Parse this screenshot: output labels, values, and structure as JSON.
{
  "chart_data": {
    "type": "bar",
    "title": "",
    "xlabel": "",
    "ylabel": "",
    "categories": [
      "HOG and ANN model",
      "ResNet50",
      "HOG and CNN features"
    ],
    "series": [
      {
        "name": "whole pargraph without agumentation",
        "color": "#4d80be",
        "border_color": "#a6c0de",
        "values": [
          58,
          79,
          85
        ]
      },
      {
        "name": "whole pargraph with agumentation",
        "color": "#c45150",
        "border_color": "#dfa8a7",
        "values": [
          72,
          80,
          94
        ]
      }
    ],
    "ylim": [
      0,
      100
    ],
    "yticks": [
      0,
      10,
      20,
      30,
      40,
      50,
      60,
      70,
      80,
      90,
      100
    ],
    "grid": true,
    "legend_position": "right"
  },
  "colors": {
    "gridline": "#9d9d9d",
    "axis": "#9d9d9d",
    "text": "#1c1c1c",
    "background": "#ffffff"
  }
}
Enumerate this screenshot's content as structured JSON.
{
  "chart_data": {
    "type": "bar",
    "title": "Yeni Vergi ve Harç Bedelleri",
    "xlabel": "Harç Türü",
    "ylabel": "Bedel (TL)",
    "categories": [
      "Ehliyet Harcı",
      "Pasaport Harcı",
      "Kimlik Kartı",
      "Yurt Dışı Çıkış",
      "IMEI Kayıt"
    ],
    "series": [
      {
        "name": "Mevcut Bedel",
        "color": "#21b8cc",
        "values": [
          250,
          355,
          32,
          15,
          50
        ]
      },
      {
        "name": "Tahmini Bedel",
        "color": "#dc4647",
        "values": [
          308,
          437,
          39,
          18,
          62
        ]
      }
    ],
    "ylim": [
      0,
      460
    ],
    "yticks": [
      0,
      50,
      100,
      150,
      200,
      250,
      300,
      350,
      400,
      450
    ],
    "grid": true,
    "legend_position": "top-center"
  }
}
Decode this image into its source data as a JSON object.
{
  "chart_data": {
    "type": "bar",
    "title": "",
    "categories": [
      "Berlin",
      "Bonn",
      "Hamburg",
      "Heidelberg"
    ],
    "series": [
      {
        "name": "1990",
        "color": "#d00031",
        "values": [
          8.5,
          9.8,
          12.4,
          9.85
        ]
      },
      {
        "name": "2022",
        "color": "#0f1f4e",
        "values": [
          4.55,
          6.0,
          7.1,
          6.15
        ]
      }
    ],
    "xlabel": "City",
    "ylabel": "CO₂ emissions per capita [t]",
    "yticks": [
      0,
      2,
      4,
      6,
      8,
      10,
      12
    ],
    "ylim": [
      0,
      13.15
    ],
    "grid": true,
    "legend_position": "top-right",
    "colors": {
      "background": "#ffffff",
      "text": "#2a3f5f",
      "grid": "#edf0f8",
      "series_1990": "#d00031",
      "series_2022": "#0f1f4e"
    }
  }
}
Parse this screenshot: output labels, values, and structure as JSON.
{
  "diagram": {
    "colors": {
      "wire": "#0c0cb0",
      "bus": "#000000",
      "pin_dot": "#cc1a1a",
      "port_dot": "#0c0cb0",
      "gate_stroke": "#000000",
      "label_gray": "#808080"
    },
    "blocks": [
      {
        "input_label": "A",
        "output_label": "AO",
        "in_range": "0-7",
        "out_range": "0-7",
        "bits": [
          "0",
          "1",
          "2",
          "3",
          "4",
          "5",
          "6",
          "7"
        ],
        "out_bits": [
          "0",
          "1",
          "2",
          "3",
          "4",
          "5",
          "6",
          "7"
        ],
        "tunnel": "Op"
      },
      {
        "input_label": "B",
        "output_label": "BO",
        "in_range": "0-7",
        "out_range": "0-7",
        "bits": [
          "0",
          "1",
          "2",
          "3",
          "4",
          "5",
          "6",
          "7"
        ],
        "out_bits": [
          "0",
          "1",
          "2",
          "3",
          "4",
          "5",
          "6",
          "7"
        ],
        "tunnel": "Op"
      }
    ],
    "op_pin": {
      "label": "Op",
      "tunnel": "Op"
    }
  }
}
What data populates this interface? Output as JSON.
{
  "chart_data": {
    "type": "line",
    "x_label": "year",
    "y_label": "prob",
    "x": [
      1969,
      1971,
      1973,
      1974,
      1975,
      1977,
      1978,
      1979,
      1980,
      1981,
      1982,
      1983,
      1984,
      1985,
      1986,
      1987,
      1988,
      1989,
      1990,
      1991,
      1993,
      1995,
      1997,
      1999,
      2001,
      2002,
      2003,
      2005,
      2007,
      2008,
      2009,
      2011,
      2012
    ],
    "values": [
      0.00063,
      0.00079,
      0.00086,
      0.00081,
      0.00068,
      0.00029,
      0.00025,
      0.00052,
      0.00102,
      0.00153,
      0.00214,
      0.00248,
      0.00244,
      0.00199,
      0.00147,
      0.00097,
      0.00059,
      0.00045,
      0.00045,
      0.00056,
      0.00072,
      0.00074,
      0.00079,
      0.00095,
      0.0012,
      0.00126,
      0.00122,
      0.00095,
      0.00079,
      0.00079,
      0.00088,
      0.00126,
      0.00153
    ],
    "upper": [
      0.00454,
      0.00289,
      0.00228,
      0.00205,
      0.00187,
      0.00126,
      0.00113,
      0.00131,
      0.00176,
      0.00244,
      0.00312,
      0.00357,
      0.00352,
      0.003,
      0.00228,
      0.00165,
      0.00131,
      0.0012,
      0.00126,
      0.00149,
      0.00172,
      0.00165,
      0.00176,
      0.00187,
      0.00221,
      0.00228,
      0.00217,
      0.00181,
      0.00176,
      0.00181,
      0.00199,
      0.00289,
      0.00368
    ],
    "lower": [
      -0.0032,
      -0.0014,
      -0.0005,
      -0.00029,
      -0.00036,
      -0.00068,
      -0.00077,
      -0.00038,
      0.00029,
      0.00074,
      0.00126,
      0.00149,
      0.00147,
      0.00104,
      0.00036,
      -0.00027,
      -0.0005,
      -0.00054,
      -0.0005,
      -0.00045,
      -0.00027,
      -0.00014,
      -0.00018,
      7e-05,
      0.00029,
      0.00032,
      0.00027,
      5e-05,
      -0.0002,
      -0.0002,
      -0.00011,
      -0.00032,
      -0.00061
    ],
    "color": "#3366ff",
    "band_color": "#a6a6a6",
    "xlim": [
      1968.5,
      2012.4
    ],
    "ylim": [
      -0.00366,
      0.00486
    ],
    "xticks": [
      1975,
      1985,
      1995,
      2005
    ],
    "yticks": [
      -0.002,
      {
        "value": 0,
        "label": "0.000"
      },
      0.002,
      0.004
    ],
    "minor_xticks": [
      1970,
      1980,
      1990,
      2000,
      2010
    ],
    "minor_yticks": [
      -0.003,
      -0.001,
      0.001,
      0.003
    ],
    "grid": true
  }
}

__Task directions__
The records above should all be quoted exactly, please.

__Correct answer__
Parse this screenshot: output labels, values, and structure as JSON.
{
  "chart_data": {
    "type": "bar",
    "title": "",
    "xlabel": "",
    "ylabel": "",
    "categories": [
      "HOG and ANN model",
      "ResNet50",
      "HOG and CNN features"
    ],
    "series": [
      {
        "name": "whole pargraph without agumentation",
        "color": "#4d80be",
        "border_color": "#a6c0de",
        "values": [
          58,
          79,
          85
        ]
      },
      {
        "name": "whole pargraph with agumentation",
        "color": "#c45150",
        "border_color": "#dfa8a7",
        "values": [
          72,
          80,
          94
        ]
      }
    ],
    "ylim": [
      0,
      100
    ],
    "yticks": [
      0,
      10,
      20,
      30,
      40,
      50,
      60,
      70,
      80,
      90,
      100
    ],
    "grid": true,
    "legend_position": "right"
  },
  "colors": {
    "gridline": "#9d9d9d",
    "axis": "#9d9d9d",
    "text": "#1c1c1c",
    "background": "#ffffff"
  }
}
Enumerate this screenshot's content as structured JSON.
{
  "chart_data": {
    "type": "bar",
    "title": "Yeni Vergi ve Harç Bedelleri",
    "xlabel": "Harç Türü",
    "ylabel": "Bedel (TL)",
    "categories": [
      "Ehliyet Harcı",
      "Pasaport Harcı",
      "Kimlik Kartı",
      "Yurt Dışı Çıkış",
      "IMEI Kayıt"
    ],
    "series": [
      {
        "name": "Mevcut Bedel",
        "color": "#21b8cc",
        "values": [
          250,
          355,
          32,
          15,
          50
        ]
      },
      {
        "name": "Tahmini Bedel",
        "color": "#dc4647",
        "values": [
          308,
          437,
          39,
          18,
          62
        ]
      }
    ],
    "ylim": [
      0,
      460
    ],
    "yticks": [
      0,
      50,
      100,
      150,
      200,
      250,
      300,
      350,
      400,
      450
    ],
    "grid": true,
    "legend_position": "top-center"
  }
}
Decode this image into its source data as a JSON object.
{
  "chart_data": {
    "type": "bar",
    "title": "",
    "categories": [
      "Berlin",
      "Bonn",
      "Hamburg",
      "Heidelberg"
    ],
    "series": [
      {
        "name": "1990",
        "color": "#d00031",
        "values": [
          8.5,
          9.8,
          12.4,
          9.85
        ]
      },
      {
        "name": "2022",
        "color": "#0f1f4e",
        "values": [
          4.55,
          6.0,
          7.1,
          6.15
        ]
      }
    ],
    "xlabel": "City",
    "ylabel": "CO₂ emissions per capita [t]",
    "yticks": [
      0,
      2,
      4,
      6,
      8,
      10,
      12
    ],
    "ylim": [
      0,
      13.15
    ],
    "grid": true,
    "legend_position": "top-right",
    "colors": {
      "background": "#ffffff",
      "text": "#2a3f5f",
      "grid": "#edf0f8",
      "series_1990": "#d00031",
      "series_2022": "#0f1f4e"
    }
  }
}
Parse this screenshot: output labels, values, and structure as JSON.
{
  "diagram": {
    "colors": {
      "wire": "#0c0cb0",
      "bus": "#000000",
      "pin_dot": "#cc1a1a",
      "port_dot": "#0c0cb0",
      "gate_stroke": "#000000",
      "label_gray": "#808080"
    },
    "blocks": [
      {
        "input_label": "A",
        "output_label": "AO",
        "in_range": "0-7",
        "out_range": "0-7",
        "bits": [
          "0",
          "1",
          "2",
          "3",
          "4",
          "5",
          "6",
          "7"
        ],
        "out_bits": [
          "0",
          "1",
          "2",
          "3",
          "4",
          "5",
          "6",
          "7"
        ],
        "tunnel": "Op"
      },
      {
        "input_label": "B",
        "output_label": "BO",
        "in_range": "0-7",
        "out_range": "0-7",
        "bits": [
          "0",
          "1",
          "2",
          "3",
          "4",
          "5",
          "6",
          "7"
        ],
        "out_bits": [
          "0",
          "1",
          "2",
          "3",
          "4",
          "5",
          "6",
          "7"
        ],
        "tunnel": "Op"
      }
    ],
    "op_pin": {
      "label": "Op",
      "tunnel": "Op"
    }
  }
}
What data populates this interface? Output as JSON.
{
  "chart_data": {
    "type": "line",
    "x_label": "year",
    "y_label": "prob",
    "x": [
      1969,
      1971,
      1973,
      1974,
      1975,
      1977,
      1978,
      1979,
      1980,
      1981,
      1982,
      1983,
      1984,
      1985,
      1986,
      1987,
      1988,
      1989,
      1990,
      1991,
      1993,
      1995,
      1997,
      1999,
      2001,
      2002,
      2003,
      2005,
      2007,
      2008,
      2009,
      2011,
      2012
    ],
    "values": [
      0.00063,
      0.00079,
      0.00086,
      0.00081,
      0.00068,
      0.00029,
      0.00025,
      0.00052,
      0.00102,
      0.00153,
      0.00214,
      0.00248,
      0.00244,
      0.00199,
      0.00147,
      0.00097,
      0.00059,
      0.00045,
      0.00045,
      0.00056,
      0.00072,
      0.00074,
      0.00079,
      0.00095,
      0.0012,
      0.00126,
      0.00122,
      0.00095,
      0.00079,
      0.00079,
      0.00088,
      0.00126,
      0.00153
    ],
    "upper": [
      0.00454,
      0.00289,
      0.00228,
      0.00205,
      0.00187,
      0.00126,
      0.00113,
      0.00131,
      0.00176,
      0.00244,
      0.00312,
      0.00357,
      0.00352,
      0.003,
      0.00228,
      0.00165,
      0.00131,
      0.0012,
      0.00126,
      0.00149,
      0.00172,
      0.00165,
      0.00176,
      0.00187,
      0.00221,
      0.00228,
      0.00217,
      0.00181,
      0.00176,
      0.00181,
      0.00199,
      0.00289,
      0.00368
    ],
    "lower": [
      -0.0032,
      -0.0014,
      -0.0005,
      -0.00029,
      -0.00036,
      -0.00068,
      -0.00077,
      -0.00038,
      0.00029,
      0.00074,
      0.00126,
      0.00149,
      0.00147,
      0.00104,
      0.00036,
      -0.00027,
      -0.0005,
      -0.00054,
      -0.0005,
      -0.00045,
      -0.00027,
      -0.00014,
      -0.00018,
      7e-05,
      0.00029,
      0.00032,
      0.00027,
      5e-05,
      -0.0002,
      -0.0002,
      -0.00011,
      -0.00032,
      -0.00061
    ],
    "color": "#3366ff",
    "band_color": "#a6a6a6",
    "xlim": [
      1968.5,
      2012.4
    ],
    "ylim": [
      -0.00366,
      0.00486
    ],
    "xticks": [
      1975,
      1985,
      1995,
      2005
    ],
    "yticks": [
      -0.002,
      {
        "value": 0,
        "label": "0.000"
      },
      0.002,
      0.004
    ],
    "minor_xticks": [
      1970,
      1980,
      1990,
      2000,
      2010
    ],
    "minor_yticks": [
      -0.003,
      -0.001,
      0.001,
      0.003
    ],
    "grid": true
  }
}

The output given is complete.